#### [Aim of the task]
Quote the listing below in its entirety.

#### [Given entries]
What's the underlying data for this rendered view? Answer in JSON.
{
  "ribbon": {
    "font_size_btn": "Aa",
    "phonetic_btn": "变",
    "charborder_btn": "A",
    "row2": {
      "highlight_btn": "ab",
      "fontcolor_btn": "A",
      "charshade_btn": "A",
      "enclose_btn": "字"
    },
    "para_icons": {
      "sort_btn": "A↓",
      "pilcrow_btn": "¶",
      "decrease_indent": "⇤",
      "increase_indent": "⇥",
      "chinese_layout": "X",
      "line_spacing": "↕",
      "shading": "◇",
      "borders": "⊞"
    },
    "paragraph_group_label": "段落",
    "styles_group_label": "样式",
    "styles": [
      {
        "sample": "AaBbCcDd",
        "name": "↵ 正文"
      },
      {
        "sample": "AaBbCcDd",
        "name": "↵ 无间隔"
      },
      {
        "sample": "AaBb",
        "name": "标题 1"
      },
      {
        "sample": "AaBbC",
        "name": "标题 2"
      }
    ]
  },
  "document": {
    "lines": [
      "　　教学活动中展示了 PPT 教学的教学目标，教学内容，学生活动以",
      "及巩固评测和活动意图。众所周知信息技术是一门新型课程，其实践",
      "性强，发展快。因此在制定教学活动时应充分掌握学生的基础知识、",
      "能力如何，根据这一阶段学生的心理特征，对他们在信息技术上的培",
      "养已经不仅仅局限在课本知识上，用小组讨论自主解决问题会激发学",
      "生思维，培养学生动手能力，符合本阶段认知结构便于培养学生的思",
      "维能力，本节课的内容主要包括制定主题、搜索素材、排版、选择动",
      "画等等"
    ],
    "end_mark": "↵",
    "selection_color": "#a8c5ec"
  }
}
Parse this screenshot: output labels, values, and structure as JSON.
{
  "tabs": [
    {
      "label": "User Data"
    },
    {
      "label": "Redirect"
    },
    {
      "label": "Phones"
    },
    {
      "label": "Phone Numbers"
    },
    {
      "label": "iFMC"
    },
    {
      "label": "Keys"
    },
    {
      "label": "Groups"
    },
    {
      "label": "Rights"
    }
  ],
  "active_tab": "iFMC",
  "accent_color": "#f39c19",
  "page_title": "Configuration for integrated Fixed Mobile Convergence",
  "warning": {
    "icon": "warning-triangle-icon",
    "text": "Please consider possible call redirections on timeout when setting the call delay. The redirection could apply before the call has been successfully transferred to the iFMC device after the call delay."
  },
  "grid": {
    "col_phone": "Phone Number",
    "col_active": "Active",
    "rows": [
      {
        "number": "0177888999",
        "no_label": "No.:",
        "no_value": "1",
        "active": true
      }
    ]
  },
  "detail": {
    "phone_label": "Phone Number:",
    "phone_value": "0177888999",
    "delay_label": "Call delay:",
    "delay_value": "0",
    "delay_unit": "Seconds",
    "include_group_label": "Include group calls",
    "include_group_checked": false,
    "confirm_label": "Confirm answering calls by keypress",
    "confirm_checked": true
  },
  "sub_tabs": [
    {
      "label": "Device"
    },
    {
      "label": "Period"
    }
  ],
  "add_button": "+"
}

#### [Response below]
What's the underlying data for this rendered view? Answer in JSON.
{
  "ribbon": {
    "font_size_btn": "Aa",
    "phonetic_btn": "变",
    "charborder_btn": "A",
    "row2": {
      "highlight_btn": "ab",
      "fontcolor_btn": "A",
      "charshade_btn": "A",
      "enclose_btn": "字"
    },
    "para_icons": {
      "sort_btn": "A↓",
      "pilcrow_btn": "¶",
      "decrease_indent": "⇤",
      "increase_indent": "⇥",
      "chinese_layout": "X",
      "line_spacing": "↕",
      "shading": "◇",
      "borders": "⊞"
    },
    "paragraph_group_label": "段落",
    "styles_group_label": "样式",
    "styles": [
      {
        "sample": "AaBbCcDd",
        "name": "↵ 正文"
      },
      {
        "sample": "AaBbCcDd",
        "name": "↵ 无间隔"
      },
      {
        "sample": "AaBb",
        "name": "标题 1"
      },
      {
        "sample": "AaBbC",
        "name": "标题 2"
      }
    ]
  },
  "document": {
    "lines": [
      "　　教学活动中展示了 PPT 教学的教学目标，教学内容，学生活动以",
      "及巩固评测和活动意图。众所周知信息技术是一门新型课程，其实践",
      "性强，发展快。因此在制定教学活动时应充分掌握学生的基础知识、",
      "能力如何，根据这一阶段学生的心理特征，对他们在信息技术上的培",
      "养已经不仅仅局限在课本知识上，用小组讨论自主解决问题会激发学",
      "生思维，培养学生动手能力，符合本阶段认知结构便于培养学生的思",
      "维能力，本节课的内容主要包括制定主题、搜索素材、排版、选择动",
      "画等等"
    ],
    "end_mark": "↵",
    "selection_color": "#a8c5ec"
  }
}
Parse this screenshot: output labels, values, and structure as JSON.
{
  "tabs": [
    {
      "label": "User Data"
    },
    {
      "label": "Redirect"
    },
    {
      "label": "Phones"
    },
    {
      "label": "Phone Numbers"
    },
    {
      "label": "iFMC"
    },
    {
      "label": "Keys"
    },
    {
      "label": "Groups"
    },
    {
      "label": "Rights"
    }
  ],
  "active_tab": "iFMC",
  "accent_color": "#f39c19",
  "page_title": "Configuration for integrated Fixed Mobile Convergence",
  "warning": {
    "icon": "warning-triangle-icon",
    "text": "Please consider possible call redirections on timeout when setting the call delay. The redirection could apply before the call has been successfully transferred to the iFMC device after the call delay."
  },
  "grid": {
    "col_phone": "Phone Number",
    "col_active": "Active",
    "rows": [
      {
        "number": "0177888999",
        "no_label": "No.:",
        "no_value": "1",
        "active": true
      }
    ]
  },
  "detail": {
    "phone_label": "Phone Number:",
    "phone_value": "0177888999",
    "delay_label": "Call delay:",
    "delay_value": "0",
    "delay_unit": "Seconds",
    "include_group_label": "Include group calls",
    "include_group_checked": false,
    "confirm_label": "Confirm answering calls by keypress",
    "confirm_checked": true
  },
  "sub_tabs": [
    {
      "label": "Device"
    },
    {
      "label": "Period"
    }
  ],
  "add_button": "+"
}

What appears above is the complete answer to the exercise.